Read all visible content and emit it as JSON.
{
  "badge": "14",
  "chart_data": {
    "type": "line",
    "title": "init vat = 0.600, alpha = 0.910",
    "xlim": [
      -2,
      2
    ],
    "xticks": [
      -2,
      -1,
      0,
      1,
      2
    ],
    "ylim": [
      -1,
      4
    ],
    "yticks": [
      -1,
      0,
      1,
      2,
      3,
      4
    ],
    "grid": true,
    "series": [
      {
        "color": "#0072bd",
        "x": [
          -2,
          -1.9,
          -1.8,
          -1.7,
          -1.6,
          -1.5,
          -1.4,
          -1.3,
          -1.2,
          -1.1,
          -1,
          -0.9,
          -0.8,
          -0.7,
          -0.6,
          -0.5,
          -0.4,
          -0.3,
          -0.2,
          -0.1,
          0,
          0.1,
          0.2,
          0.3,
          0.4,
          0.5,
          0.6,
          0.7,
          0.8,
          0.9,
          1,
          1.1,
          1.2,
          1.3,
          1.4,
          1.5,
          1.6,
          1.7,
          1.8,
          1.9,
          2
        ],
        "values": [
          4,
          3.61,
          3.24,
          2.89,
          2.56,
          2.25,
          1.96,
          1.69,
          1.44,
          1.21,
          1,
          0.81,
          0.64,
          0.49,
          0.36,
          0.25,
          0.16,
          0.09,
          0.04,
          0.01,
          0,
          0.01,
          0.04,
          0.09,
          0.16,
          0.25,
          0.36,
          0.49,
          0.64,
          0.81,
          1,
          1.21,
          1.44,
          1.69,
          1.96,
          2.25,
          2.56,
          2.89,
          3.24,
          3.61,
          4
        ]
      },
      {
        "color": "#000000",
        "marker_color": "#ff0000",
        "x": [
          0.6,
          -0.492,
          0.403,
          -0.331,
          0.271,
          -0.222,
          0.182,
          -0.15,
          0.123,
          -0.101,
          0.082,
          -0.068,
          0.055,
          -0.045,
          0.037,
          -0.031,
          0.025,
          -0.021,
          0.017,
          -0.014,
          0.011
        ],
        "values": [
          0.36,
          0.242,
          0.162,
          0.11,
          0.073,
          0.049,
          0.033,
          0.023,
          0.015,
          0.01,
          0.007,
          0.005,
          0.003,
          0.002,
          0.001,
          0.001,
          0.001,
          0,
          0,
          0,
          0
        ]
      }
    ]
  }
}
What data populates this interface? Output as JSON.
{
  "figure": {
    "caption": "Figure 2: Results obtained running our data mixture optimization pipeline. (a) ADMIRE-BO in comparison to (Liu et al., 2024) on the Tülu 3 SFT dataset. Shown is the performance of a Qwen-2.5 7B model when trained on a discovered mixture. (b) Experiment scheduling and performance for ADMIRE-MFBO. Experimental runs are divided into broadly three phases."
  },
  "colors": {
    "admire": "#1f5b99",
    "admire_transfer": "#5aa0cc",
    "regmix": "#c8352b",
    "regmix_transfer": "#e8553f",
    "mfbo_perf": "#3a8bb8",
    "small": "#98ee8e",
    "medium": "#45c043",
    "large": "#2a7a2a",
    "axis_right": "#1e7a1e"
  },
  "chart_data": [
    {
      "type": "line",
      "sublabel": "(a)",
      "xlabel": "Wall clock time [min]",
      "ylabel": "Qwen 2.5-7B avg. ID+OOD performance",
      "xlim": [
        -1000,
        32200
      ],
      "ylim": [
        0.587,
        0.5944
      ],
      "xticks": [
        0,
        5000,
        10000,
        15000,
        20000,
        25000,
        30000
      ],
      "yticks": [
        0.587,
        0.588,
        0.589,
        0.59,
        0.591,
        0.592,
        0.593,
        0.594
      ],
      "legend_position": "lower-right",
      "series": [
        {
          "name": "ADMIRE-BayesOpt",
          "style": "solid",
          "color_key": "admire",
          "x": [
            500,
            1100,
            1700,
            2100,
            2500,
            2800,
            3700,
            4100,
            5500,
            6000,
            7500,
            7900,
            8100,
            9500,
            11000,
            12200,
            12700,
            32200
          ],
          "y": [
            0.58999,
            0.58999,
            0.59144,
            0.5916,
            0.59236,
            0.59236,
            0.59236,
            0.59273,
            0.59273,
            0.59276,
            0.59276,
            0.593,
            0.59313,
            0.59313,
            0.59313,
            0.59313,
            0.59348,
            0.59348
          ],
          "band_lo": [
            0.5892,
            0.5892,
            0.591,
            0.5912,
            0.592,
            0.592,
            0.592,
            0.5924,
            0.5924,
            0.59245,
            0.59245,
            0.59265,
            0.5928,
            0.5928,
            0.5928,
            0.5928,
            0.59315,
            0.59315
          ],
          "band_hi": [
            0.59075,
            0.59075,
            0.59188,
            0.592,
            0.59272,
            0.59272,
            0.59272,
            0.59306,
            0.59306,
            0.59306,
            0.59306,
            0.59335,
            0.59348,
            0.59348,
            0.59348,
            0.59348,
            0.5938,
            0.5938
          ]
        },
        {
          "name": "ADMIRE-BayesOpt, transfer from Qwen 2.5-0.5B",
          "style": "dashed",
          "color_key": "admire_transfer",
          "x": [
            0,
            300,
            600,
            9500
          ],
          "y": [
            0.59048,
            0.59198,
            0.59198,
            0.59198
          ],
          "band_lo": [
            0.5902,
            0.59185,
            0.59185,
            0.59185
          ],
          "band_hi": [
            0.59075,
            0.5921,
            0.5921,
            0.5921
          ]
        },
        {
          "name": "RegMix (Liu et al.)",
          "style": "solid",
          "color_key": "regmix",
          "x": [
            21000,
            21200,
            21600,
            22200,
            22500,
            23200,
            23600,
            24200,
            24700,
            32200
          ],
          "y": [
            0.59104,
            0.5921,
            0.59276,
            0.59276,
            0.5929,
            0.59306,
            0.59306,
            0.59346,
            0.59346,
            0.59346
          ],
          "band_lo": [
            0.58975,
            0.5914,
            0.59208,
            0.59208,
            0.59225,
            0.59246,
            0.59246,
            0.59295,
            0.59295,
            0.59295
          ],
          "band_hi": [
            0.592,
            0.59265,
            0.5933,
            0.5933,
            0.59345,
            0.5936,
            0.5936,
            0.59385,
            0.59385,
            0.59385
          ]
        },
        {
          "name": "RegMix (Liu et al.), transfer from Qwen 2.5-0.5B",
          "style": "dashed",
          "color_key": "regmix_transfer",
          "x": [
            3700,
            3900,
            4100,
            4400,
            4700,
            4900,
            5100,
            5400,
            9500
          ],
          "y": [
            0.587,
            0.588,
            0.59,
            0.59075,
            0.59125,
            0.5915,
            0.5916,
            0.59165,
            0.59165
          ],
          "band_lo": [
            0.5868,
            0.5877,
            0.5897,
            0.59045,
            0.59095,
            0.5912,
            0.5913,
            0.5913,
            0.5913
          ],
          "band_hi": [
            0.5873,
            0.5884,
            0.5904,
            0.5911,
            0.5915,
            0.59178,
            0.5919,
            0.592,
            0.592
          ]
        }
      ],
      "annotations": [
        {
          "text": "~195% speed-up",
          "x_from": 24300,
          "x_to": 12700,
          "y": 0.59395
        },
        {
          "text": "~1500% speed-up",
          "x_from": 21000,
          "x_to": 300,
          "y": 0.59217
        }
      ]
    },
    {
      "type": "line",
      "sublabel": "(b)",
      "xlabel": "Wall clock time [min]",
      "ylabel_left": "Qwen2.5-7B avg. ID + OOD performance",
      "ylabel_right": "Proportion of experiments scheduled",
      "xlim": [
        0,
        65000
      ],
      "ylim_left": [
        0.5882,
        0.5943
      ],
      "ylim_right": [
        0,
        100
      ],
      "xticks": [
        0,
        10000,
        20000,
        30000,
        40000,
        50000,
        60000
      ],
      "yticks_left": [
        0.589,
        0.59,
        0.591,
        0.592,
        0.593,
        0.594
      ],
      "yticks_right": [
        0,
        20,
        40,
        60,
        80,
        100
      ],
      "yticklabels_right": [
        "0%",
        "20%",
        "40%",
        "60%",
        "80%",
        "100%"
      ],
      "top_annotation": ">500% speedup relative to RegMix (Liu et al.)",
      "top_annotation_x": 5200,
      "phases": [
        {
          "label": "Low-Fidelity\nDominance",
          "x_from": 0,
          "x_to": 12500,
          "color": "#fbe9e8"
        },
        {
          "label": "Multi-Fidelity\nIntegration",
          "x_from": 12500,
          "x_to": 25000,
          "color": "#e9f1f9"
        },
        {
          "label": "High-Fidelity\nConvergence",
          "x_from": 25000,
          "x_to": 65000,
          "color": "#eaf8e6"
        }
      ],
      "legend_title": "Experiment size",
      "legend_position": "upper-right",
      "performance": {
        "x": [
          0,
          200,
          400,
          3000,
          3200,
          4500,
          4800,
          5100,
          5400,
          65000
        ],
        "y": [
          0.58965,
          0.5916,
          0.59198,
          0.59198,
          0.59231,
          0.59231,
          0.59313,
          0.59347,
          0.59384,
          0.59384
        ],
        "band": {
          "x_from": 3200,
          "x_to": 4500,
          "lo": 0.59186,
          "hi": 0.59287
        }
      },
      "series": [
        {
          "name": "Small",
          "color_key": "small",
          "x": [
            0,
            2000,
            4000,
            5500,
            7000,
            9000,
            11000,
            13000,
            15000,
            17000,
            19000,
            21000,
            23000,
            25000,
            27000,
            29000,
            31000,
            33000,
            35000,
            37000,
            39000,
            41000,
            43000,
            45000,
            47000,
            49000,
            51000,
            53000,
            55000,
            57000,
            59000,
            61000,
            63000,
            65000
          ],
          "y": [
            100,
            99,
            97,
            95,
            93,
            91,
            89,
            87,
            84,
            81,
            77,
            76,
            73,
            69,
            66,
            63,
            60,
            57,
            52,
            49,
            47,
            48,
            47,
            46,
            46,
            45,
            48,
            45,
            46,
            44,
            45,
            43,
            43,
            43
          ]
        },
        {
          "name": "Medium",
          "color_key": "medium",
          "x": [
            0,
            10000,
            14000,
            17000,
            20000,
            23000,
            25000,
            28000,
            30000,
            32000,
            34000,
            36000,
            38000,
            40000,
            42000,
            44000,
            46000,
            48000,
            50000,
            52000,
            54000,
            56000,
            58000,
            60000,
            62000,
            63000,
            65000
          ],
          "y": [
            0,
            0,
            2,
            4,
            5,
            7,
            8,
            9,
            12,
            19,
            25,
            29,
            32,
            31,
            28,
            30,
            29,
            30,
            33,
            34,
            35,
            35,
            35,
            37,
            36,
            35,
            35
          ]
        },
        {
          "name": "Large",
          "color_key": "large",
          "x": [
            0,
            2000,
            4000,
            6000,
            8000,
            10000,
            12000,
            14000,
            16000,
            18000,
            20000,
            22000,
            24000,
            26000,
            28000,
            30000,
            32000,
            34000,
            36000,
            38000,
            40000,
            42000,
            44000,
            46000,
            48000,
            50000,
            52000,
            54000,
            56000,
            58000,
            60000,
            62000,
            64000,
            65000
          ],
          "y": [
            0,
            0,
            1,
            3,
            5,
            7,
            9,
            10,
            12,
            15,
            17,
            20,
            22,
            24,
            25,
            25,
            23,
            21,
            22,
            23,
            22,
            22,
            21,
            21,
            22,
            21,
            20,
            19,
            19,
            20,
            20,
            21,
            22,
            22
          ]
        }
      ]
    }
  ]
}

+-------+

● **Requirements**
Copy every line of the listing containing the string "Fidelity".

● **Worked answer**
          "label": "Low-Fidelity\nDominance",
          "label": "Multi-Fidelity\nIntegration",
          "label": "High-Fidelity\nConvergence",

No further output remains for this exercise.